* Begin DATA PROVIDED *

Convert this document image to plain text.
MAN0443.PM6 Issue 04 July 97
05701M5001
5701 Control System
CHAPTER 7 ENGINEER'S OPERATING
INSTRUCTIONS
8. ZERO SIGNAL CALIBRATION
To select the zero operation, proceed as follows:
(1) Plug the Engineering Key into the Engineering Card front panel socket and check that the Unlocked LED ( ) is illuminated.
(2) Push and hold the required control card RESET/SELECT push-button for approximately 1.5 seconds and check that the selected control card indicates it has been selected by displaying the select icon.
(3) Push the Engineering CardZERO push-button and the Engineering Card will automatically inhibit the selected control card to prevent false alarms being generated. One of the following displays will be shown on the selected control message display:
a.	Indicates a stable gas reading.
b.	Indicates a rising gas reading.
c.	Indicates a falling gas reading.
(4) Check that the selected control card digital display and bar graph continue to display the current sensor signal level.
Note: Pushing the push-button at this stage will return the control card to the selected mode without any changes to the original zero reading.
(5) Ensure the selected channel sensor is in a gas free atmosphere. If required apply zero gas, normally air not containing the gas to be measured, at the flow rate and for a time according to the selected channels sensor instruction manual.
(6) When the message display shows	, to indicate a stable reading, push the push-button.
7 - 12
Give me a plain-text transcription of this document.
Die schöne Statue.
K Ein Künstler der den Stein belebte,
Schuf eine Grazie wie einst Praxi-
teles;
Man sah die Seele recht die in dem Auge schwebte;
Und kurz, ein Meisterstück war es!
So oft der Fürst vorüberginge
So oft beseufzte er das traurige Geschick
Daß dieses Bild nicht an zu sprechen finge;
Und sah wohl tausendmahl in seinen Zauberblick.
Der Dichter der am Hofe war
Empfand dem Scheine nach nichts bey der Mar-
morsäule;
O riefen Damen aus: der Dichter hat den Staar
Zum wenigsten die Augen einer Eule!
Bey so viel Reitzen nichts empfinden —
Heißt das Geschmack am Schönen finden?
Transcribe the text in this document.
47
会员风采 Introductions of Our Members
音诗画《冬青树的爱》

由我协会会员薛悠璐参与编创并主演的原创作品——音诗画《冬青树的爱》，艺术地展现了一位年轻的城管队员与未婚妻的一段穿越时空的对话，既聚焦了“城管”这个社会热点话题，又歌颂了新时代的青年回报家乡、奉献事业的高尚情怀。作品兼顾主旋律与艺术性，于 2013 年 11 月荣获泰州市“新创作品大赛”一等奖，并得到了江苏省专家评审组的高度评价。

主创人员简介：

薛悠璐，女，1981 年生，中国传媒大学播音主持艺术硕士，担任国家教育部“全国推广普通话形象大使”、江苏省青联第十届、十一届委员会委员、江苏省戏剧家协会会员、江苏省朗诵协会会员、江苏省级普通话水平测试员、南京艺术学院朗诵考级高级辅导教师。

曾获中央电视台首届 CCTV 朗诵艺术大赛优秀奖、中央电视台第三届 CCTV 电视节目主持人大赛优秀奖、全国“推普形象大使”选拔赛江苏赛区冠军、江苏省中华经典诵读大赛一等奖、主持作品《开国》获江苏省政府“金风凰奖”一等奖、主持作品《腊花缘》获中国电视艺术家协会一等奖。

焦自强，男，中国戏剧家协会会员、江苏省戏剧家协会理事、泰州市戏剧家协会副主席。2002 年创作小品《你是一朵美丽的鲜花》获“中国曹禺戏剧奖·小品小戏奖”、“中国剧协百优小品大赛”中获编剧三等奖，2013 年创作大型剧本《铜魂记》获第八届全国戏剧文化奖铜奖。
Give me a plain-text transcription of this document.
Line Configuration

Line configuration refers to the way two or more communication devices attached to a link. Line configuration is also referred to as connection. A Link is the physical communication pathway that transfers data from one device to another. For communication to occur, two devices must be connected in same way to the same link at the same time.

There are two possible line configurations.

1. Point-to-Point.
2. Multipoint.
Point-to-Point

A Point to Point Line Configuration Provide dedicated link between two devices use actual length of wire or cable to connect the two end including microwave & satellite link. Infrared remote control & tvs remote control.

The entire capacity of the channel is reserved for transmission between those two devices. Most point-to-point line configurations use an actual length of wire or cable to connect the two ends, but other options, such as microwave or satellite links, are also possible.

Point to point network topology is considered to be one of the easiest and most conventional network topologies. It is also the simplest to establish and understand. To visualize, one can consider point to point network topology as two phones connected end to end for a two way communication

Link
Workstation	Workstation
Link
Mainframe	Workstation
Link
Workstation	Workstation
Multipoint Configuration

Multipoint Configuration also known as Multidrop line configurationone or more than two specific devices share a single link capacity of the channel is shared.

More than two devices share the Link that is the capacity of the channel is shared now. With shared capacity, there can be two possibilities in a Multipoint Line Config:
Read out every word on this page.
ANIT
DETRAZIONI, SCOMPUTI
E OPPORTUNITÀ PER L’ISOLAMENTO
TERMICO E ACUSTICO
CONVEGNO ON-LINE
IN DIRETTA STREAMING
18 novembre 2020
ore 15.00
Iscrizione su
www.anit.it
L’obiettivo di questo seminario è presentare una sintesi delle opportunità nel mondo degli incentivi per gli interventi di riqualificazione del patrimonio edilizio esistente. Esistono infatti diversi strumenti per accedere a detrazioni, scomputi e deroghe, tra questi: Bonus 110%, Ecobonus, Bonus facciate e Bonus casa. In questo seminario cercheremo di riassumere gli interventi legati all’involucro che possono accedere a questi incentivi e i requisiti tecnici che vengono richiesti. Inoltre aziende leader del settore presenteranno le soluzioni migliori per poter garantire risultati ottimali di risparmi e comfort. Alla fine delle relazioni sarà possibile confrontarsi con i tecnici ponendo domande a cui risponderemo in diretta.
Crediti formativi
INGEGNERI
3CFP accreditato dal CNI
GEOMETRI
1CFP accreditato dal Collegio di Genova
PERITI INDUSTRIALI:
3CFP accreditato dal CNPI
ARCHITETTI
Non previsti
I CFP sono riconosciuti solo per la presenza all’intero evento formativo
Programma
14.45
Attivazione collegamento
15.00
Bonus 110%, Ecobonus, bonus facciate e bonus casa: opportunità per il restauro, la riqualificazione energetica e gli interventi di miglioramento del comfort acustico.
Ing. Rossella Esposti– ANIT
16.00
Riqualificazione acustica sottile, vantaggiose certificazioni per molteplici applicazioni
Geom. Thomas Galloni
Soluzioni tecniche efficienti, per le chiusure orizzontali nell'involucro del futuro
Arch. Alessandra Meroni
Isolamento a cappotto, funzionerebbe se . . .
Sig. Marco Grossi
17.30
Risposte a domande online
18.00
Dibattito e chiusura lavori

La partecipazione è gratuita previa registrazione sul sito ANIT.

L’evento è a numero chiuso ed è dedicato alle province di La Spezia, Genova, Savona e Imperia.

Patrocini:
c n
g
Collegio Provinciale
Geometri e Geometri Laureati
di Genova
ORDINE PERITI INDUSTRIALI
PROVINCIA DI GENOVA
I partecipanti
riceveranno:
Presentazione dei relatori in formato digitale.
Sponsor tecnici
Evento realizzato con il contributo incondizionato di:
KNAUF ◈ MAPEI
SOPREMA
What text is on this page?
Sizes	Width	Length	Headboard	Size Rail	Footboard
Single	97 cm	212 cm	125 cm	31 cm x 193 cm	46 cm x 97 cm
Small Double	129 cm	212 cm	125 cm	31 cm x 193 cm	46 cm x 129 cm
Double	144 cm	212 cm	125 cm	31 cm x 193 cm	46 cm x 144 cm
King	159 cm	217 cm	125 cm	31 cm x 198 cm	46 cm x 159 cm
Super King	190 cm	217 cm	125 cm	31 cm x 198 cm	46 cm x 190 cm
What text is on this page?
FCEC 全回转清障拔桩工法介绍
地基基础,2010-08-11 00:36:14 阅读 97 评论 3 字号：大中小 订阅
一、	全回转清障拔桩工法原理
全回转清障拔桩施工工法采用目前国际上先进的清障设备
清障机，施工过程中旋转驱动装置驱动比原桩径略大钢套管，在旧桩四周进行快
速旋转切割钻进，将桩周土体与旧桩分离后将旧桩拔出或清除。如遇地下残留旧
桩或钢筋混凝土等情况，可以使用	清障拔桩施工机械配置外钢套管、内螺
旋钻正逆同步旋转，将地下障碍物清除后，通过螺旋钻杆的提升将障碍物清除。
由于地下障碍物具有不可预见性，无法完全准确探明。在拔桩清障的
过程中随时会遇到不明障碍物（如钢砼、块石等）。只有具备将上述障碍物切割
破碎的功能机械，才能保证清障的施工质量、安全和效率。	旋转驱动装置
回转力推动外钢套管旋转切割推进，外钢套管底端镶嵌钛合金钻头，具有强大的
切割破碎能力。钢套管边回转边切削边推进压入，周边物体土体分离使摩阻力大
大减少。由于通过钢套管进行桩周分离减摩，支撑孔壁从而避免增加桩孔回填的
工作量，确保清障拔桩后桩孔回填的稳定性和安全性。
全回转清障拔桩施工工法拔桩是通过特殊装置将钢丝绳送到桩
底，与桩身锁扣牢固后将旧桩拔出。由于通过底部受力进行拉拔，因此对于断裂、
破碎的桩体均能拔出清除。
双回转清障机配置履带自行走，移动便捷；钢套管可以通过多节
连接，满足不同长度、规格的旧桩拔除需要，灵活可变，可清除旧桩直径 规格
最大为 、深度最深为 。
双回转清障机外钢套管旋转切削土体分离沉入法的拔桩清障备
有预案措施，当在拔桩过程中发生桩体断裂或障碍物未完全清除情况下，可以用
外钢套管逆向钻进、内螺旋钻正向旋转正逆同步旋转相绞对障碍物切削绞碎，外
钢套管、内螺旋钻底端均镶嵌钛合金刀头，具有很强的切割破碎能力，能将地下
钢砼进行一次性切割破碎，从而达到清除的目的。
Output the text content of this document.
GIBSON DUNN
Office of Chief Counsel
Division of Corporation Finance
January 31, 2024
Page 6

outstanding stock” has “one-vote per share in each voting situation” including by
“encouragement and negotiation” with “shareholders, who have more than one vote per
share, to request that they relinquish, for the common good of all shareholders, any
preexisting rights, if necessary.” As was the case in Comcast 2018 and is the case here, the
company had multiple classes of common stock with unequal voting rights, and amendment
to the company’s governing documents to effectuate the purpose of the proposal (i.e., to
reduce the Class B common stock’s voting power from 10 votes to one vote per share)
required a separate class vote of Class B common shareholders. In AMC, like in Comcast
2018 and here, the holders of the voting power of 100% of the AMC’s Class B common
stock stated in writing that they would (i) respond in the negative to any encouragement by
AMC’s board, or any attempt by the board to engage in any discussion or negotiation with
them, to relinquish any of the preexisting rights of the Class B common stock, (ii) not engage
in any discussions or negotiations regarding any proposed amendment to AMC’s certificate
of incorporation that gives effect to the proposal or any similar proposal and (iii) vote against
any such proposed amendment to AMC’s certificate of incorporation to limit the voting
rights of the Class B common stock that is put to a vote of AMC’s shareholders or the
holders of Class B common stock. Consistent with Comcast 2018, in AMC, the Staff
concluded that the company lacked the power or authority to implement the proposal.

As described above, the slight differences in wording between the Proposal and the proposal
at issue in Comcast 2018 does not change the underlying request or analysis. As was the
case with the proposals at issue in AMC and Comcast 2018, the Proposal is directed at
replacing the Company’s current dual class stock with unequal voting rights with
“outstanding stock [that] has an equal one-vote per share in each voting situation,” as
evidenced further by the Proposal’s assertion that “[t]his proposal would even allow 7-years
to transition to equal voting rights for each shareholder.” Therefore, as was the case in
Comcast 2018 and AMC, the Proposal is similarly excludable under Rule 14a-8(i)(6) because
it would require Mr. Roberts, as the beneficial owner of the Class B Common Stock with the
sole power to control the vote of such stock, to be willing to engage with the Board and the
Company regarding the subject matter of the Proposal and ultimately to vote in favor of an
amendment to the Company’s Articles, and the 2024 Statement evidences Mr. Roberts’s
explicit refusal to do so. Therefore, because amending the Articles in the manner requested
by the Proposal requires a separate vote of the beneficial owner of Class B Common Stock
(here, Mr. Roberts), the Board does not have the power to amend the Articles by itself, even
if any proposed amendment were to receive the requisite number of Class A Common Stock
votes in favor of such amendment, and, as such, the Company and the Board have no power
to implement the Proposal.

* End DATA PROVIDED *

EXERCISE:
In the data above, tally the lines holding "beneficial" and answer with the figure only.

REPLY TO THE EXERCISE:
2